(EXERCISE DETAILS) Copy the following entries word for word, leaving out the pictures.
#### EXERCISE DATA
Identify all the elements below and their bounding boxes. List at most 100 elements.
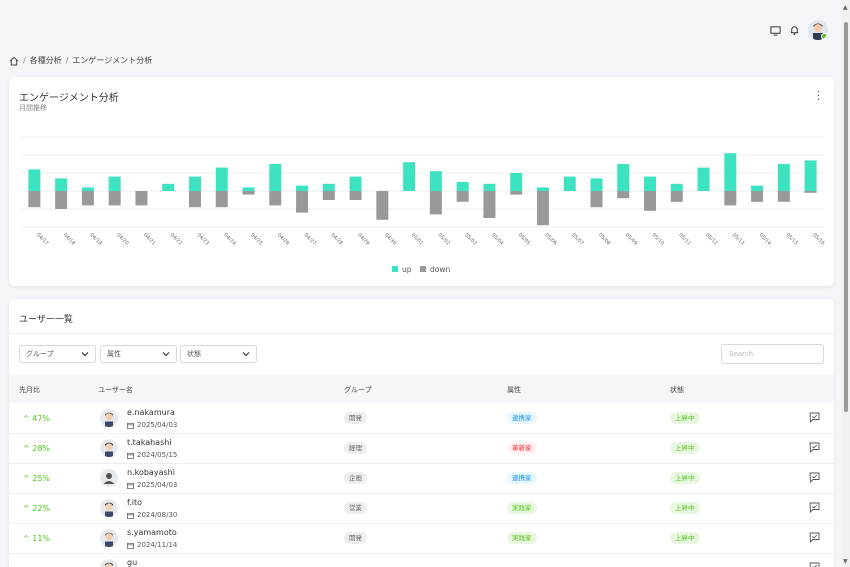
feedback-icon[interactable] [809,412,820,425]
legend-label: up [402,265,412,274]
x-tick-label: 05/08 [597,232,611,246]
user-name[interactable]: gu [127,558,138,567]
calendar-icon [127,512,134,519]
breadcrumb-separator: / [65,56,69,65]
bar-down [269,191,282,206]
attribute-tag: 実践家 [507,502,537,514]
x-tick-label: 05/12 [704,232,718,246]
group-tag: 経理 [344,442,367,454]
user-name[interactable]: s.yamamoto [127,528,177,537]
x-tick-label: 05/15 [784,232,798,246]
table-row[interactable]: ^ 28% t.takahashi 2024/05/15 経理 革新家 上昇中 [9,433,834,464]
join-date-text: 2025/04/03 [137,481,178,489]
user-name[interactable]: t.takahashi [127,438,172,447]
bar-up [804,160,817,191]
feedback-icon[interactable] [809,502,820,515]
x-tick-label: 05/05 [517,232,531,246]
status-filter[interactable]: 状態 [180,345,257,363]
table-header: 先月比 ユーザー名 グループ 属性 状態 [9,375,834,403]
top-bar [0,0,842,50]
bar-down [188,191,201,208]
bar-up [188,176,201,191]
join-date: 2024/11/14 [127,541,177,549]
feedback-icon[interactable] [809,532,820,545]
online-indicator [821,33,828,40]
user-name[interactable]: e.nakamura [127,408,175,417]
bar-down [242,191,255,195]
feedback-icon[interactable] [809,472,820,485]
x-tick-label: 04/18 [62,232,76,246]
chevron-down-icon [162,352,170,357]
feedback-icon[interactable] [809,562,820,567]
column-header-username[interactable]: ユーザー名 [98,386,133,394]
feedback-icon[interactable] [809,442,820,455]
bar-up [617,164,630,191]
x-tick-label: 04/20 [115,232,129,246]
x-tick-label: 04/23 [196,232,210,246]
bar-down [376,191,389,220]
change-percent: ^ 47% [23,414,51,423]
more-menu-icon[interactable]: · · · [816,87,820,106]
column-header-group[interactable]: グループ [344,386,372,394]
table-row[interactable]: ^ 47% e.nakamura 2025/04/03 開発 連携家 上昇中 [9,403,834,434]
column-header-status[interactable]: 状態 [670,386,684,394]
x-tick-label: 04/22 [169,232,183,246]
x-tick-label: 05/01 [410,232,424,246]
table-row[interactable]: ^ 22% f.ito 2024/08/30 営業 実践家 上昇中 [9,493,834,524]
x-tick-label: 04/24 [222,232,236,246]
bar-down [777,191,790,202]
table-row[interactable]: ^ 11% s.yamamoto 2024/11/14 開発 実践家 上昇中 [9,523,834,554]
bar-down [617,191,630,199]
breadcrumb-separator: / [23,56,26,65]
engagement-bar-chart: 04/17 04/18 04/19 04/20 04/21 04/22 04/23 04/24… [21,136,826,274]
x-tick-label: 05/09 [624,232,638,246]
divider [9,333,834,334]
status-tag: 上昇中 [670,532,700,544]
x-tick-label: 04/27 [303,232,317,246]
chevron-down-icon [242,352,250,357]
x-tick-label: 04/28 [329,232,343,246]
bar-up [322,183,335,191]
legend-label: down [430,265,450,274]
attribute-filter[interactable]: 属性 [100,345,177,363]
bar-down [296,191,309,213]
avatar [100,409,118,427]
user-name[interactable]: f.ito [127,498,143,507]
user-name[interactable]: n.kobayashi [127,468,175,477]
page-scrollbar[interactable]: ▲ ▼ [842,0,850,567]
table-row[interactable]: gu [9,553,834,567]
scroll-down-icon[interactable]: ▼ [843,558,848,565]
bar-up [724,153,737,191]
join-date-text: 2024/05/15 [137,451,178,459]
bar-down [349,191,362,200]
table-row[interactable]: ^ 25% n.kobayashi 2025/04/03 企画 連携家 上昇中 [9,463,834,494]
monitor-icon[interactable] [770,25,781,36]
bar-up [510,173,523,191]
avatar [100,559,118,567]
breadcrumb-item-analysis[interactable]: 各種分析 [29,56,62,65]
join-date-text: 2025/04/03 [137,421,178,429]
x-tick-label: 05/10 [651,232,665,246]
change-percent: ^ 28% [23,444,51,453]
column-header-change[interactable]: 先月比 [19,386,40,394]
x-tick-label: 05/02 [436,232,450,246]
legend-swatch [392,266,398,272]
column-header-attribute[interactable]: 属性 [507,386,521,394]
join-date: 2024/08/30 [127,511,177,519]
scroll-up-icon[interactable]: ▲ [843,4,848,11]
user-avatar[interactable] [808,20,828,40]
bar-up [269,164,282,191]
home-icon[interactable] [9,56,19,66]
engagement-chart-card: エンゲージメント分析 月間推移 · · · 04/17 04/18 04/19 04/20… [9,77,834,286]
group-tag: 開発 [344,412,367,424]
bar-up [456,182,469,191]
bar-down [28,191,41,208]
bell-icon[interactable] [789,24,800,36]
x-tick-label: 04/25 [249,232,263,246]
user-list-card: ユーザー一覧 グループ 属性 状態 Search 先月比 ユーザー名 グループ … [9,299,834,567]
scrollbar-thumb[interactable] [844,22,848,412]
change-percent: ^ 25% [23,474,51,483]
group-filter[interactable]: グループ [19,345,96,363]
x-tick-label: 04/29 [356,232,370,246]
search-input[interactable]: Search [721,344,824,364]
########
(SOLVED EXERCISE)
Identify all the elements below and their bounding boxes. List at most 100 elements.
feedback-icon[interactable] [809,412,820,425]
legend-label: up [402,265,412,274]
x-tick-label: 05/08 [597,232,611,246]
user-name[interactable]: gu [127,558,138,567]
calendar-icon [127,512,134,519]
breadcrumb-separator: / [65,56,69,65]
bar-down [269,191,282,206]
attribute-tag: 実践家 [507,502,537,514]
x-tick-label: 05/12 [704,232,718,246]
group-tag: 経理 [344,442,367,454]
user-name[interactable]: s.yamamoto [127,528,177,537]
x-tick-label: 05/15 [784,232,798,246]
table-row[interactable]: ^ 28% t.takahashi 2024/05/15 経理 革新家 上昇中 [9,433,834,464]
join-date-text: 2025/04/03 [137,481,178,489]
user-name[interactable]: t.takahashi [127,438,172,447]
bar-up [804,160,817,191]
feedback-icon[interactable] [809,502,820,515]
x-tick-label: 05/05 [517,232,531,246]
status-filter[interactable]: 状態 [180,345,257,363]
table-header: 先月比 ユーザー名 グループ 属性 状態 [9,375,834,403]
top-bar [0,0,842,50]
bar-down [188,191,201,208]
bar-up [188,176,201,191]
join-date: 2024/11/14 [127,541,177,549]
feedback-icon[interactable] [809,532,820,545]
online-indicator [821,33,828,40]
user-name[interactable]: e.nakamura [127,408,175,417]
bar-down [242,191,255,195]
feedback-icon[interactable] [809,472,820,485]
x-tick-label: 04/18 [62,232,76,246]
chevron-down-icon [162,352,170,357]
feedback-icon[interactable] [809,562,820,567]
column-header-username[interactable]: ユーザー名 [98,386,133,394]
feedback-icon[interactable] [809,442,820,455]
bar-up [617,164,630,191]
x-tick-label: 04/20 [115,232,129,246]
x-tick-label: 04/23 [196,232,210,246]
bar-down [376,191,389,220]
change-percent: ^ 47% [23,414,51,423]
more-menu-icon[interactable]: · · · [816,87,820,106]
column-header-group[interactable]: グループ [344,386,372,394]
table-row[interactable]: ^ 47% e.nakamura 2025/04/03 開発 連携家 上昇中 [9,403,834,434]
column-header-status[interactable]: 状態 [670,386,684,394]
x-tick-label: 04/22 [169,232,183,246]
x-tick-label: 05/01 [410,232,424,246]
table-row[interactable]: ^ 22% f.ito 2024/08/30 営業 実践家 上昇中 [9,493,834,524]
x-tick-label: 04/24 [222,232,236,246]
bar-down [777,191,790,202]
table-row[interactable]: ^ 11% s.yamamoto 2024/11/14 開発 実践家 上昇中 [9,523,834,554]
bar-down [617,191,630,199]
breadcrumb-separator: / [23,56,26,65]
engagement-bar-chart: 04/17 04/18 04/19 04/20 04/21 04/22 04/23 04/24… [21,136,826,274]
x-tick-label: 05/09 [624,232,638,246]
divider [9,333,834,334]
status-tag: 上昇中 [670,532,700,544]
x-tick-label: 04/27 [303,232,317,246]
chevron-down-icon [242,352,250,357]
x-tick-label: 04/28 [329,232,343,246]
bar-up [322,183,335,191]
legend-label: down [430,265,450,274]
attribute-filter[interactable]: 属性 [100,345,177,363]
bar-down [296,191,309,213]
avatar [100,409,118,427]
user-name[interactable]: f.ito [127,498,143,507]
user-name[interactable]: n.kobayashi [127,468,175,477]
page-scrollbar[interactable]: ▲ ▼ [842,0,850,567]
table-row[interactable]: gu [9,553,834,567]
scroll-down-icon[interactable]: ▼ [843,558,848,565]
bar-up [724,153,737,191]
join-date-text: 2024/05/15 [137,451,178,459]
bar-down [349,191,362,200]
table-row[interactable]: ^ 25% n.kobayashi 2025/04/03 企画 連携家 上昇中 [9,463,834,494]
monitor-icon[interactable] [770,25,781,36]
bar-up [510,173,523,191]
avatar [100,559,118,567]
breadcrumb-item-analysis[interactable]: 各種分析 [29,56,62,65]
join-date-text: 2025/04/03 [137,421,178,429]
x-tick-label: 05/10 [651,232,665,246]
change-percent: ^ 28% [23,444,51,453]
column-header-change[interactable]: 先月比 [19,386,40,394]
x-tick-label: 05/02 [436,232,450,246]
legend-swatch [392,266,398,272]
column-header-attribute[interactable]: 属性 [507,386,521,394]
join-date: 2024/08/30 [127,511,177,519]
scroll-up-icon[interactable]: ▲ [843,4,848,11]
user-avatar[interactable] [808,20,828,40]
bar-up [269,164,282,191]
home-icon[interactable] [9,56,19,66]
engagement-chart-card: エンゲージメント分析 月間推移 · · · 04/17 04/18 04/19 04/20… [9,77,834,286]
group-tag: 開発 [344,412,367,424]
bar-up [456,182,469,191]
bar-down [28,191,41,208]
bell-icon[interactable] [789,24,800,36]
x-tick-label: 04/25 [249,232,263,246]
user-list-card: ユーザー一覧 グループ 属性 状態 Search 先月比 ユーザー名 グループ … [9,299,834,567]
scrollbar-thumb[interactable] [844,22,848,412]
change-percent: ^ 25% [23,474,51,483]
group-filter[interactable]: グループ [19,345,96,363]
x-tick-label: 04/29 [356,232,370,246]
search-input[interactable]: Search [721,344,824,364]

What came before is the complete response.